------ PASSAGE SHOWN

Now my guest on the last show, Jodi Detjen, has strong feelings about guilt too and I think she’s right to say that guilt comes when women think we’re breaking a rule. We feel guilty because we’ve internalized the assumption that we SHOULD be nice to everyone all the time, or we SHOULD be spending all our time with our children – so one of the ways to ditch guilt is to question those age-old assumptions that underlie your thinking about your role as a female. Heather McGregor says there are various types of guilt women tend to get hung up on. One of the most common is guilt at saying no to a request.

“You are asked to make the cake sale for something, or you’re asked to do something, to make a charity gala dinner, asked to give someone one-on-one careers advice. First, acknowledge that you can’t be everywhere. You will just be average at everything…no one will get proper attention. So I’ve just come from an email from a pretty famous TV presenter in this country, who’s a woman, asking for one-on-one advice having read my book…non-executive director position…she wants my personal advice. This is an hour of my time, I will not be able to charge for it. I can’t do anything to specifically assist her because I don’t run a search company that does board positions and I don’t influence chairmen. I encourage and support women but I don’t make any difference as to whether they succeed or not. All she will hear is what’s in book all over again. I’ve written back to her and said I won’t see her. But in writing back and saying I won’t see her, I’ve written three suggestions of things you can do to help herself, so when you say no to something, I can’t make the bake sale but here’s what I’ll do, I’ll donate $15 towards the cake ingredients. Try and say no in a positive fashion. It’ll make you feel a lot less guilty.”

------------

Output the part of the passage on guilt between "Now my guest" and "to a request.", inclusive, copied word for word. The lines after this are separate material, unconnected to the passage on guilt.

------ GIVEN INFORMATION

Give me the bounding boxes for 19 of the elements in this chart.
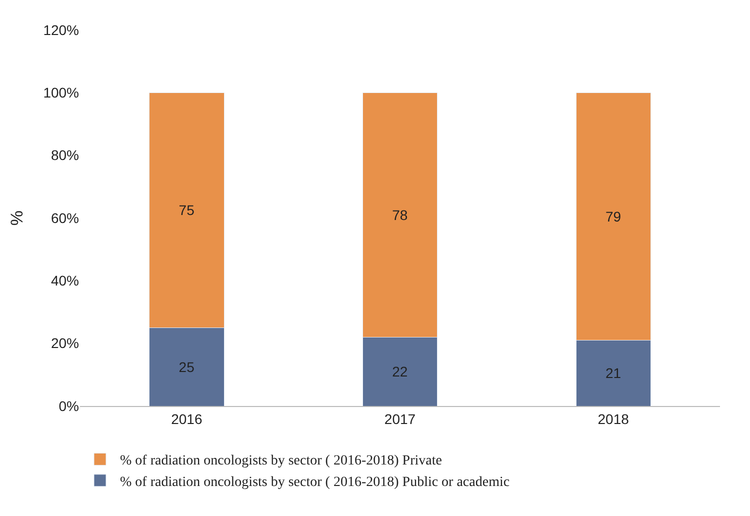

------------

**EXERCISE OUTPUT**.
Now my guest on the last show, Jodi Detjen, has strong feelings about guilt too and I think she’s right to say that guilt comes when women think we’re breaking a rule. We feel guilty because we’ve internalized the assumption that we SHOULD be nice to everyone all the time, or we SHOULD be spending all our time with our children – so one of the ways to ditch guilt is to question those age-old assumptions that underlie your thinking about your role as a female. Heather McGregor says there are various types of guilt women tend to get hung up on. One of the most common is guilt at saying no to a request.